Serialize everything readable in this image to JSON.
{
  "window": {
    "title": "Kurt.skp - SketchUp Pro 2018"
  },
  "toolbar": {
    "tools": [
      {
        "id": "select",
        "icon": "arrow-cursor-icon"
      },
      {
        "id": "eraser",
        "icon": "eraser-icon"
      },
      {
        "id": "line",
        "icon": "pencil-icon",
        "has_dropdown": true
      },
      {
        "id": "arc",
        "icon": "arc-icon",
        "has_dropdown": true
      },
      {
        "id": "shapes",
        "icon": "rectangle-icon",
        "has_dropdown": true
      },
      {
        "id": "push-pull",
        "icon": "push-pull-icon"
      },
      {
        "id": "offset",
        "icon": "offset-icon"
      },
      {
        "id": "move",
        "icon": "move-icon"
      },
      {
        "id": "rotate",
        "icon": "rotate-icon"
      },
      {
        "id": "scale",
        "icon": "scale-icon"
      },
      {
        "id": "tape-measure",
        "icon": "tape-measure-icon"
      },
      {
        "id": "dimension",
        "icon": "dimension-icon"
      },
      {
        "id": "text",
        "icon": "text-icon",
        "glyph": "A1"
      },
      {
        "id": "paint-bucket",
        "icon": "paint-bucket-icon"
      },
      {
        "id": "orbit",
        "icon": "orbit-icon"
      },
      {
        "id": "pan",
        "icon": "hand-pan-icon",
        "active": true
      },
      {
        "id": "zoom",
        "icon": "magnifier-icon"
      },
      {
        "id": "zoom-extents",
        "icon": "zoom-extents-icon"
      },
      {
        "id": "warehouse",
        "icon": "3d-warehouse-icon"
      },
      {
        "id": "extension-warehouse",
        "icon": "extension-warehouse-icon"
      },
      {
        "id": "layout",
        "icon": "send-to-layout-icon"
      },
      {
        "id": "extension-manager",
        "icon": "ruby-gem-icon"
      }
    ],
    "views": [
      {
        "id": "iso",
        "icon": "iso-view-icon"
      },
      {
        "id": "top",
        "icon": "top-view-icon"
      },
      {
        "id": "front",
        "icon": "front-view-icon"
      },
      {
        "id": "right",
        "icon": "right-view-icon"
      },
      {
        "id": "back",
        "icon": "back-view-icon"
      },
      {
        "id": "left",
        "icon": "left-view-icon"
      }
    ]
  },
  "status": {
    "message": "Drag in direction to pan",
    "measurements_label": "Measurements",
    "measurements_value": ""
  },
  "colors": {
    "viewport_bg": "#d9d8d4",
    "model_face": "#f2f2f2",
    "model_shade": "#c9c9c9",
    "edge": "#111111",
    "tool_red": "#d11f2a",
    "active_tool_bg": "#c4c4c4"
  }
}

--

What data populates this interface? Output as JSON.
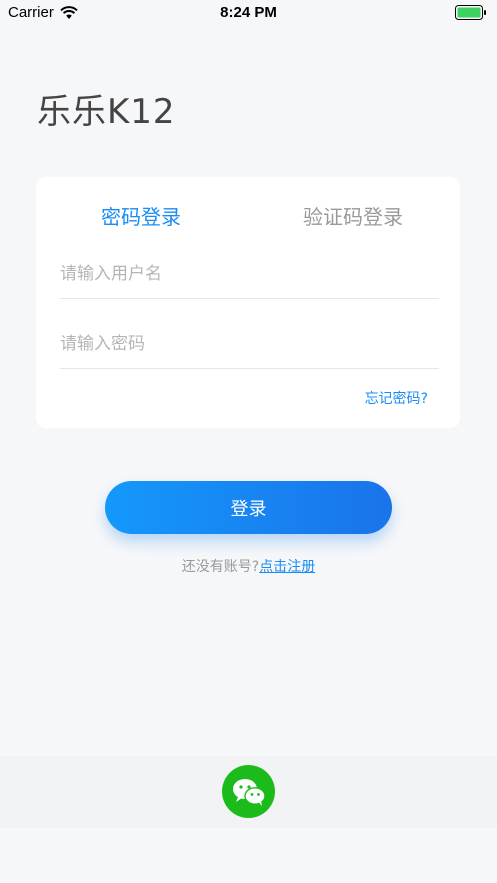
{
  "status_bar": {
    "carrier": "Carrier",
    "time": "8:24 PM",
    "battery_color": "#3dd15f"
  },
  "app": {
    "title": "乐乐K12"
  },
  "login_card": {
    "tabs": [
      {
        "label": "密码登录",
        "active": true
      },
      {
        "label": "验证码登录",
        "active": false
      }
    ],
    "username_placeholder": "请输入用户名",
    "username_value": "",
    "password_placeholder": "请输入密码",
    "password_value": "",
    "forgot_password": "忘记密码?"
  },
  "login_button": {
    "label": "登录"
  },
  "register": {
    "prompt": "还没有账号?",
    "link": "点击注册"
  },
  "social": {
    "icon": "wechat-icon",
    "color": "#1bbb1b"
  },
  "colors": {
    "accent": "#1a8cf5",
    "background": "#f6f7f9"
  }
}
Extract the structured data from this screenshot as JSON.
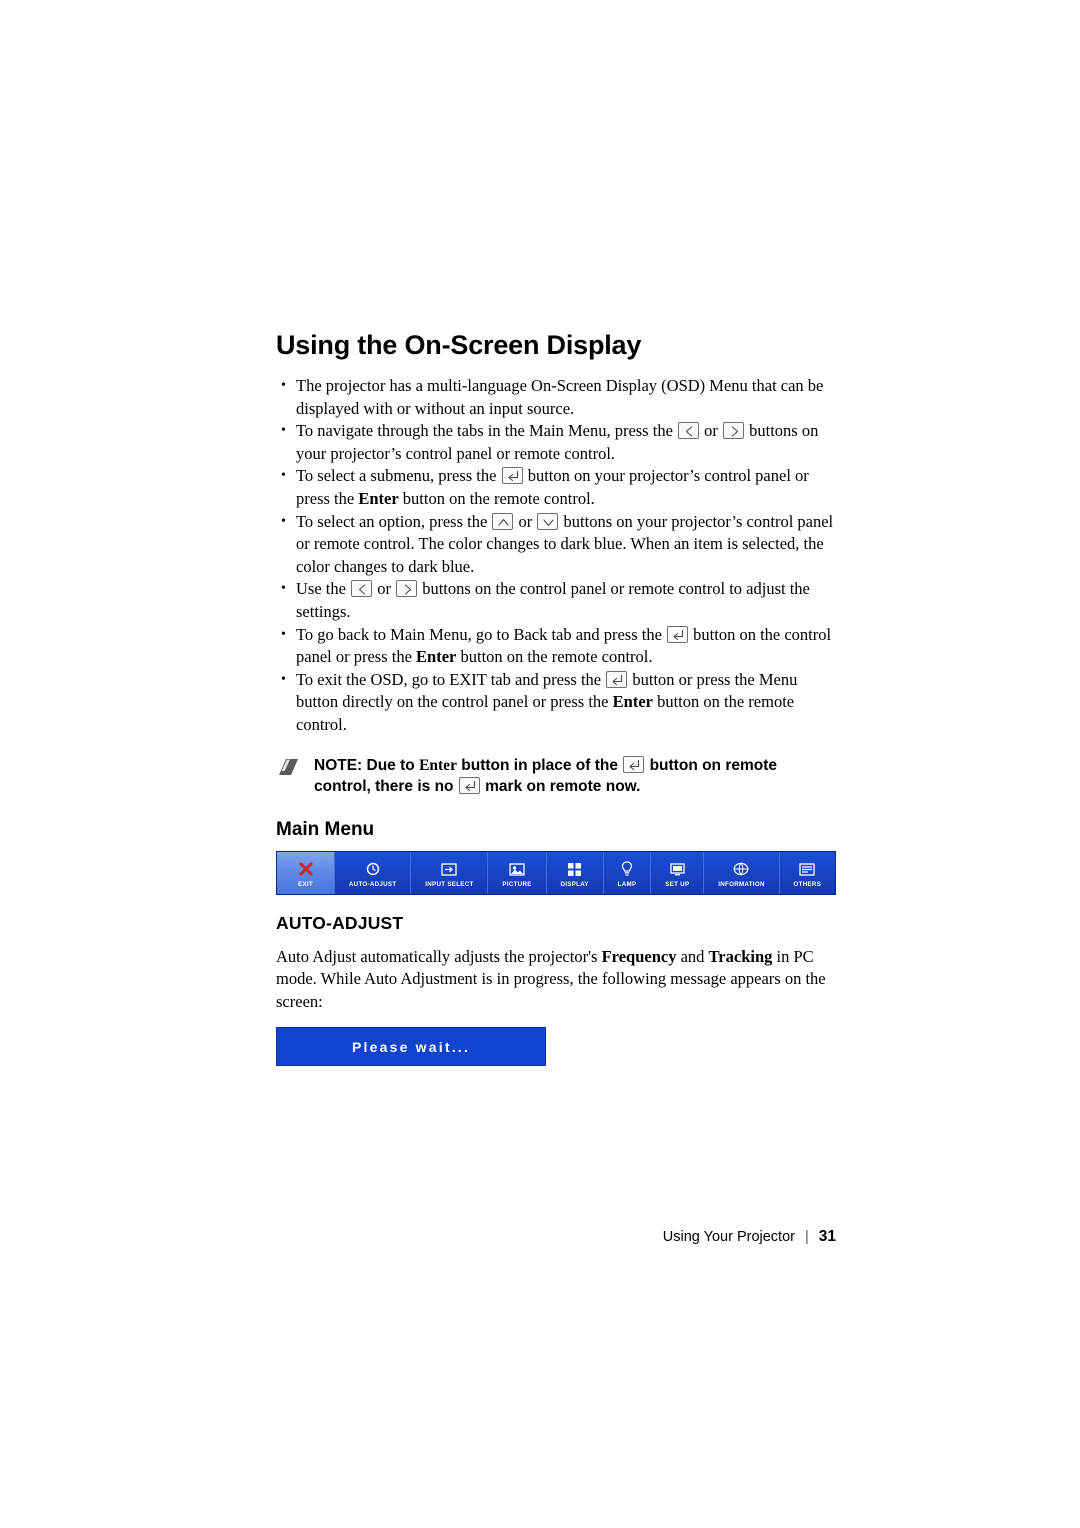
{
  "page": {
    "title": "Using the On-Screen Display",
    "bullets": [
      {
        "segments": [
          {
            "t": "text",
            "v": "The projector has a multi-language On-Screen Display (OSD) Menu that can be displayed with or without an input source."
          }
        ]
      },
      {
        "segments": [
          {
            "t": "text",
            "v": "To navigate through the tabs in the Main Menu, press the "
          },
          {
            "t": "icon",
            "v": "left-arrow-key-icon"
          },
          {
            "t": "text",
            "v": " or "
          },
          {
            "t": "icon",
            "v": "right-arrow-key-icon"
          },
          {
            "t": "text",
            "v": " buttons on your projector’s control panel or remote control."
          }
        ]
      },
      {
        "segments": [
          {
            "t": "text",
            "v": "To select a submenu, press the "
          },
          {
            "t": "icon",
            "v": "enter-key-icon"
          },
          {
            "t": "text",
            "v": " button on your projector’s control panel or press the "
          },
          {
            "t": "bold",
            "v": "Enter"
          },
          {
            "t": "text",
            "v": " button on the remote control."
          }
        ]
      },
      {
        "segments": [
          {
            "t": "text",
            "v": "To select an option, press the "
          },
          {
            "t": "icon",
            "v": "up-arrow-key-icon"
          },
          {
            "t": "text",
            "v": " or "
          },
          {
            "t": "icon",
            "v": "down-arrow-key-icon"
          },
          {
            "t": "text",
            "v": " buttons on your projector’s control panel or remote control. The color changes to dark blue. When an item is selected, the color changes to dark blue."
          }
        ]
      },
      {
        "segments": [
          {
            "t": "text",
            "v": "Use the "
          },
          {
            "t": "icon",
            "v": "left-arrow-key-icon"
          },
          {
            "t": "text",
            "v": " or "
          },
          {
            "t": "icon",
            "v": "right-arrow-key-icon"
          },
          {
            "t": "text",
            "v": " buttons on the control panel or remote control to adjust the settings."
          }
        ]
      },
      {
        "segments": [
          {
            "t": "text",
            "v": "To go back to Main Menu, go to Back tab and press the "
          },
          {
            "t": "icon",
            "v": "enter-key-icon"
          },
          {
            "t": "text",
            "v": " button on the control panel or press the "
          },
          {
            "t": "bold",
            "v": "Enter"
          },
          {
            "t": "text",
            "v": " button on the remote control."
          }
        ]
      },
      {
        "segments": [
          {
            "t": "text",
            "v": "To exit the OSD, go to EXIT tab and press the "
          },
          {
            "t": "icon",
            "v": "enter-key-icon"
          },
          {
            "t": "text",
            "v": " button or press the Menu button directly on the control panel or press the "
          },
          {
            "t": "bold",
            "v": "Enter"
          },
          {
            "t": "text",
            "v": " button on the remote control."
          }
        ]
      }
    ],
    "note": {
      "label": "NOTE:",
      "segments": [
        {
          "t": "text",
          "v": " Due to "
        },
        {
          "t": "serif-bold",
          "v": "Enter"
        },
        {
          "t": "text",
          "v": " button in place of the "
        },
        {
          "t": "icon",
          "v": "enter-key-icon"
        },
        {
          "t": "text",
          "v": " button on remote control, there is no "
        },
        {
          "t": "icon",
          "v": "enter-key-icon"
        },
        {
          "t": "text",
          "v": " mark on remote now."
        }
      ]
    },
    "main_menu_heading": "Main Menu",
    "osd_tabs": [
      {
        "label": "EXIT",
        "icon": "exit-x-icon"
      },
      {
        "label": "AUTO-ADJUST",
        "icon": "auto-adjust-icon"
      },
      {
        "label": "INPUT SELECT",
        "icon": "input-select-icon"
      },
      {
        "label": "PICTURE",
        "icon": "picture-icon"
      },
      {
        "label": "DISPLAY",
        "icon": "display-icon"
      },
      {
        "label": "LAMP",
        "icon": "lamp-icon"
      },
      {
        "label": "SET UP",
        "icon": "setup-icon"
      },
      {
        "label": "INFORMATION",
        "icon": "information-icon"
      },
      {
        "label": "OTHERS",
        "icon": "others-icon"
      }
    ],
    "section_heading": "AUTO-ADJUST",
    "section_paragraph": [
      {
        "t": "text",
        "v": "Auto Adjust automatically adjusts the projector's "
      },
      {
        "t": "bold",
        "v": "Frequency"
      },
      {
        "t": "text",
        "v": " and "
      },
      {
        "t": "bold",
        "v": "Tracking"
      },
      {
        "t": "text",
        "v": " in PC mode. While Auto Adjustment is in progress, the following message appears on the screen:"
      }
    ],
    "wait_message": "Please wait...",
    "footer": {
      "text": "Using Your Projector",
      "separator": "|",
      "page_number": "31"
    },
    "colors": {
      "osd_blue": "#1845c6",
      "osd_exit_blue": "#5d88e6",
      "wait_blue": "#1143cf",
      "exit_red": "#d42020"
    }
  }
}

--

__GIVEN REQUEST__
Pick out the lines that contain "arrow" and copy them.

__EXPECTED ANSWER__
        "icon": "arrow-cursor-icon"
            "v": "left-arrow-key-icon"
            "v": "right-arrow-key-icon"
            "v": "up-arrow-key-icon"
            "v": "down-arrow-key-icon"
            "v": "left-arrow-key-icon"
            "v": "right-arrow-key-icon"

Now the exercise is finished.